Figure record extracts

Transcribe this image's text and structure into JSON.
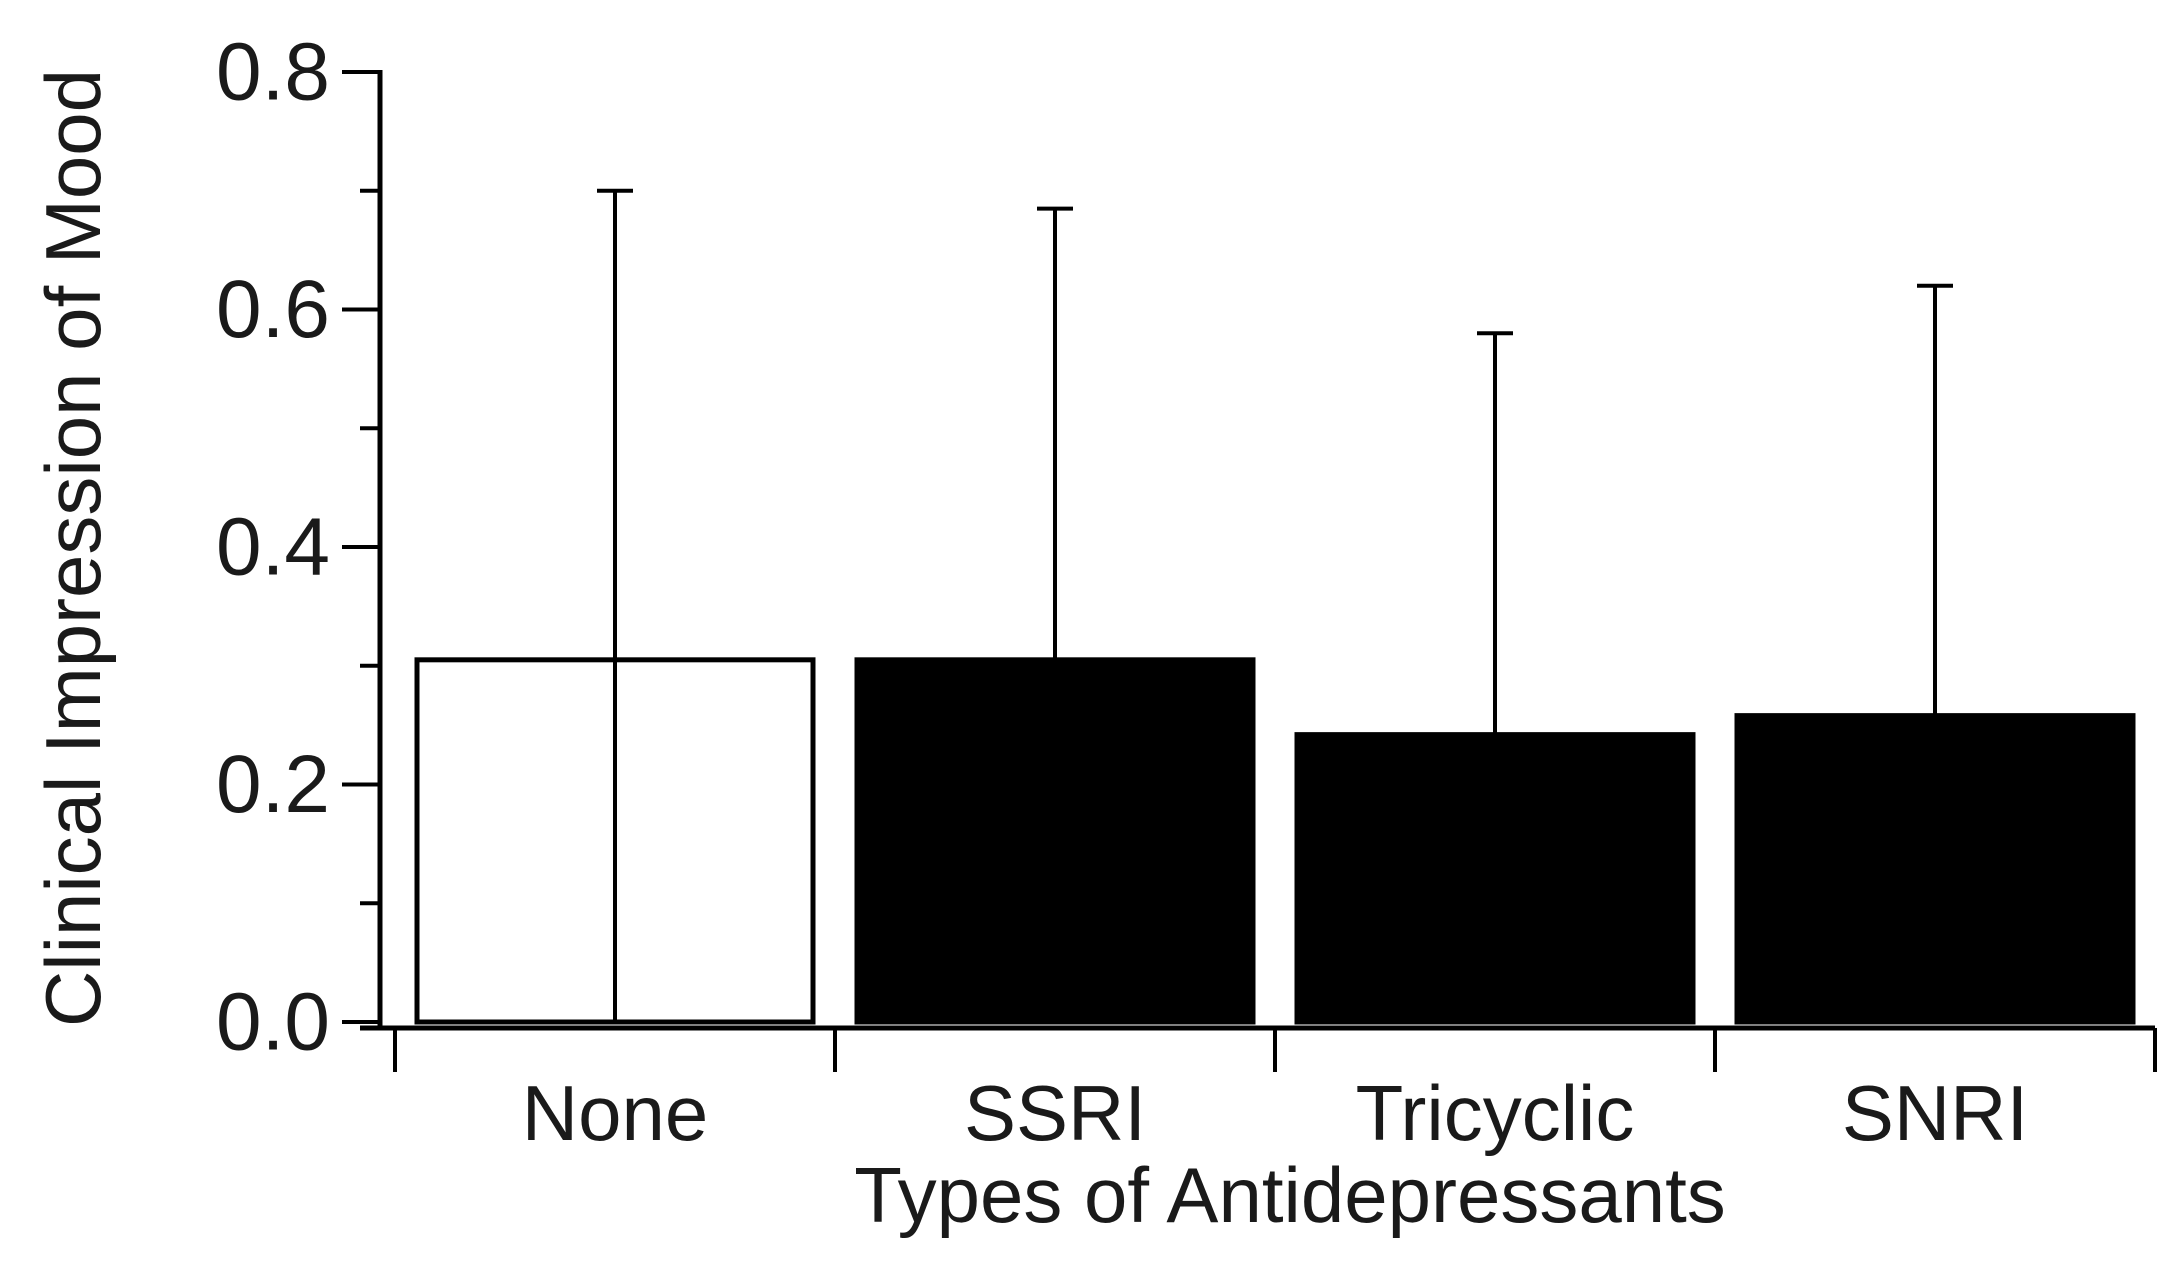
{
  "chart_data": {
    "type": "bar",
    "categories": [
      "None",
      "SSRI",
      "Tricyclic",
      "SNRI"
    ],
    "values": [
      0.305,
      0.305,
      0.242,
      0.258
    ],
    "error_upper": [
      0.7,
      0.685,
      0.58,
      0.62
    ],
    "bar_fill": [
      "#ffffff",
      "#000000",
      "#000000",
      "#000000"
    ],
    "xlabel": "Types of Antidepressants",
    "ylabel": "Clinical Impression of Mood",
    "ylim": [
      0.0,
      0.8
    ],
    "yticks": [
      "0.0",
      "0.2",
      "0.4",
      "0.6",
      "0.8"
    ],
    "grid": false,
    "legend": "none"
  }
}
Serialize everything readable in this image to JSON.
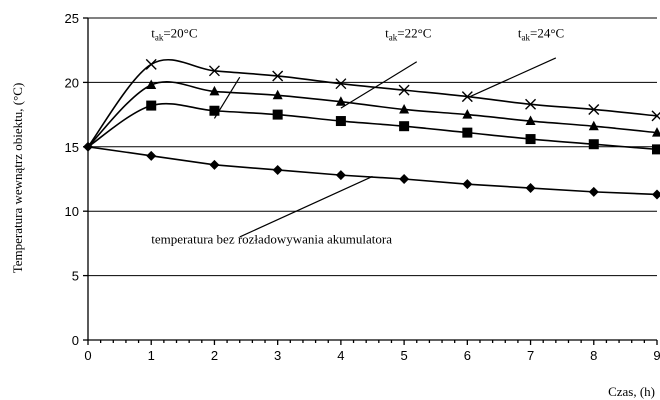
{
  "chart_data": {
    "type": "line",
    "xlabel": "Czas, (h)",
    "ylabel": "Temperatura wewnątrz obiektu, (°C)",
    "xlim": [
      0,
      9
    ],
    "ylim": [
      0,
      25
    ],
    "x_ticks": [
      0,
      1,
      2,
      3,
      4,
      5,
      6,
      7,
      8,
      9
    ],
    "y_ticks": [
      0,
      5,
      10,
      15,
      20,
      25
    ],
    "grid": "horizontal",
    "x": [
      0,
      1,
      2,
      3,
      4,
      5,
      6,
      7,
      8,
      9
    ],
    "series": [
      {
        "marker": "cross",
        "values": [
          15,
          21.4,
          20.9,
          20.5,
          19.9,
          19.4,
          18.9,
          18.3,
          17.9,
          17.4
        ],
        "label": {
          "pre": "t",
          "sub": "ak",
          "post": "=24°C"
        }
      },
      {
        "marker": "triangle",
        "values": [
          15,
          19.8,
          19.3,
          19.0,
          18.5,
          17.9,
          17.5,
          17.0,
          16.6,
          16.1
        ],
        "label": {
          "pre": "t",
          "sub": "ak",
          "post": "=22°C"
        }
      },
      {
        "marker": "square",
        "values": [
          15,
          18.2,
          17.8,
          17.5,
          17.0,
          16.6,
          16.1,
          15.6,
          15.2,
          14.8
        ],
        "label": {
          "pre": "t",
          "sub": "ak",
          "post": "=20°C"
        }
      },
      {
        "marker": "diamond",
        "values": [
          15,
          14.3,
          13.6,
          13.2,
          12.8,
          12.5,
          12.1,
          11.8,
          11.5,
          11.3
        ],
        "label": {
          "pre": "",
          "sub": "",
          "post": "temperatura bez rozładowywania akumulatora"
        }
      }
    ]
  }
}
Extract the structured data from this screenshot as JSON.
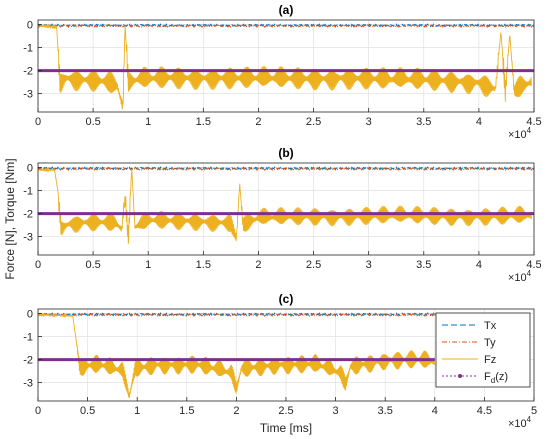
{
  "chart_data": {
    "type": "line",
    "shared_ylabel": "Force [N], Torque [Nm]",
    "colors": {
      "Tx": "#0072BD",
      "Ty": "#D95319",
      "Fz": "#EDB120",
      "Fd": "#7E2F8E"
    },
    "legend": {
      "placement": "inside-right of panel (c)",
      "entries": [
        {
          "key": "Tx",
          "label": "Tx"
        },
        {
          "key": "Ty",
          "label": "Ty"
        },
        {
          "key": "Fz",
          "label": "Fz"
        },
        {
          "key": "Fd",
          "label": "F",
          "sub": "d",
          "suffix": "(z)"
        }
      ]
    },
    "panels": [
      {
        "title": "(a)",
        "xlim": [
          0,
          45000
        ],
        "ylim": [
          -3.8,
          0.2
        ],
        "grid": true,
        "xticks": [
          0,
          5000,
          10000,
          15000,
          20000,
          25000,
          30000,
          35000,
          40000,
          45000
        ],
        "xtick_labels": [
          "0",
          "0.5",
          "1",
          "1.5",
          "2",
          "2.5",
          "3",
          "3.5",
          "4",
          "4.5"
        ],
        "yticks": [
          0,
          -1,
          -2,
          -3
        ],
        "ytick_labels": [
          "0",
          "-1",
          "-2",
          "-3"
        ],
        "x_exponent": "4",
        "xlabel": "",
        "Tx_level": -0.03,
        "Ty_level": -0.06,
        "Fd_level": -2.0,
        "Fz_trace": [
          [
            0,
            -0.15
          ],
          [
            300,
            -0.05
          ],
          [
            1200,
            -0.08
          ],
          [
            1500,
            -0.1
          ],
          [
            1700,
            -0.1
          ],
          [
            1800,
            -1.0
          ],
          [
            2000,
            -2.5
          ],
          [
            2500,
            -2.3
          ],
          [
            3500,
            -2.35
          ],
          [
            5000,
            -2.4
          ],
          [
            6500,
            -2.5
          ],
          [
            7200,
            -2.7
          ],
          [
            7700,
            -3.6
          ],
          [
            7900,
            0.0
          ],
          [
            8200,
            -2.6
          ],
          [
            9000,
            -2.4
          ],
          [
            12000,
            -2.3
          ],
          [
            16000,
            -2.3
          ],
          [
            20000,
            -2.35
          ],
          [
            24000,
            -2.35
          ],
          [
            28000,
            -2.3
          ],
          [
            32000,
            -2.4
          ],
          [
            36000,
            -2.4
          ],
          [
            40000,
            -2.5
          ],
          [
            41500,
            -2.8
          ],
          [
            42000,
            -0.3
          ],
          [
            42400,
            -3.0
          ],
          [
            42800,
            -0.4
          ],
          [
            43200,
            -2.9
          ],
          [
            44000,
            -2.7
          ],
          [
            44800,
            -2.5
          ]
        ],
        "Fz_amplitude": 0.55
      },
      {
        "title": "(b)",
        "xlim": [
          0,
          45000
        ],
        "ylim": [
          -3.8,
          0.2
        ],
        "grid": true,
        "xticks": [
          0,
          5000,
          10000,
          15000,
          20000,
          25000,
          30000,
          35000,
          40000,
          45000
        ],
        "xtick_labels": [
          "0",
          "0.5",
          "1",
          "1.5",
          "2",
          "2.5",
          "3",
          "3.5",
          "4",
          "4.5"
        ],
        "yticks": [
          0,
          -1,
          -2,
          -3
        ],
        "ytick_labels": [
          "0",
          "-1",
          "-2",
          "-3"
        ],
        "x_exponent": "4",
        "xlabel": "",
        "Tx_level": -0.03,
        "Ty_level": -0.06,
        "Fd_level": -2.0,
        "Fz_trace": [
          [
            0,
            -0.1
          ],
          [
            1500,
            -0.1
          ],
          [
            1800,
            -1.0
          ],
          [
            2100,
            -2.6
          ],
          [
            3000,
            -2.4
          ],
          [
            5000,
            -2.35
          ],
          [
            7000,
            -2.4
          ],
          [
            7600,
            -2.7
          ],
          [
            7900,
            -1.2
          ],
          [
            8200,
            -3.2
          ],
          [
            8500,
            0.0
          ],
          [
            8800,
            -2.6
          ],
          [
            10000,
            -2.3
          ],
          [
            14000,
            -2.3
          ],
          [
            17500,
            -2.4
          ],
          [
            18000,
            -3.1
          ],
          [
            18300,
            -0.7
          ],
          [
            18600,
            -2.5
          ],
          [
            20000,
            -2.2
          ],
          [
            25000,
            -2.1
          ],
          [
            30000,
            -2.1
          ],
          [
            35000,
            -2.1
          ],
          [
            40000,
            -2.1
          ],
          [
            44800,
            -2.1
          ]
        ],
        "Fz_amplitude": 0.45
      },
      {
        "title": "(c)",
        "xlim": [
          0,
          50000
        ],
        "ylim": [
          -3.8,
          0.2
        ],
        "grid": true,
        "xticks": [
          0,
          5000,
          10000,
          15000,
          20000,
          25000,
          30000,
          35000,
          40000,
          45000,
          50000
        ],
        "xtick_labels": [
          "0",
          "0.5",
          "1",
          "1.5",
          "2",
          "2.5",
          "3",
          "3.5",
          "4",
          "4.5",
          "5"
        ],
        "yticks": [
          0,
          -1,
          -2,
          -3
        ],
        "ytick_labels": [
          "0",
          "-1",
          "-2",
          "-3"
        ],
        "x_exponent": "4",
        "xlabel": "Time [ms]",
        "Tx_level": -0.03,
        "Ty_level": -0.06,
        "Fd_level": -2.0,
        "Fz_trace": [
          [
            0,
            -0.05
          ],
          [
            3500,
            -0.1
          ],
          [
            3800,
            -1.0
          ],
          [
            4200,
            -2.3
          ],
          [
            6000,
            -2.2
          ],
          [
            8500,
            -2.5
          ],
          [
            9200,
            -3.6
          ],
          [
            9800,
            -2.4
          ],
          [
            12000,
            -2.2
          ],
          [
            16000,
            -2.2
          ],
          [
            19500,
            -2.6
          ],
          [
            20000,
            -3.3
          ],
          [
            20500,
            -2.4
          ],
          [
            24000,
            -2.2
          ],
          [
            28000,
            -2.2
          ],
          [
            30500,
            -2.6
          ],
          [
            31000,
            -3.1
          ],
          [
            31500,
            -2.3
          ],
          [
            35000,
            -2.0
          ],
          [
            38000,
            -2.0
          ],
          [
            40000,
            -2.1
          ]
        ],
        "Fz_amplitude": 0.45
      }
    ]
  }
}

- [Problem to solve] Identify the lines of the data that contain the word "JSON". Copy each of them.

- [Output]
Transcribe this image's text and structure into JSON.
Serialize everything readable in this image to JSON.
Extract the structured data from this screenshot as JSON.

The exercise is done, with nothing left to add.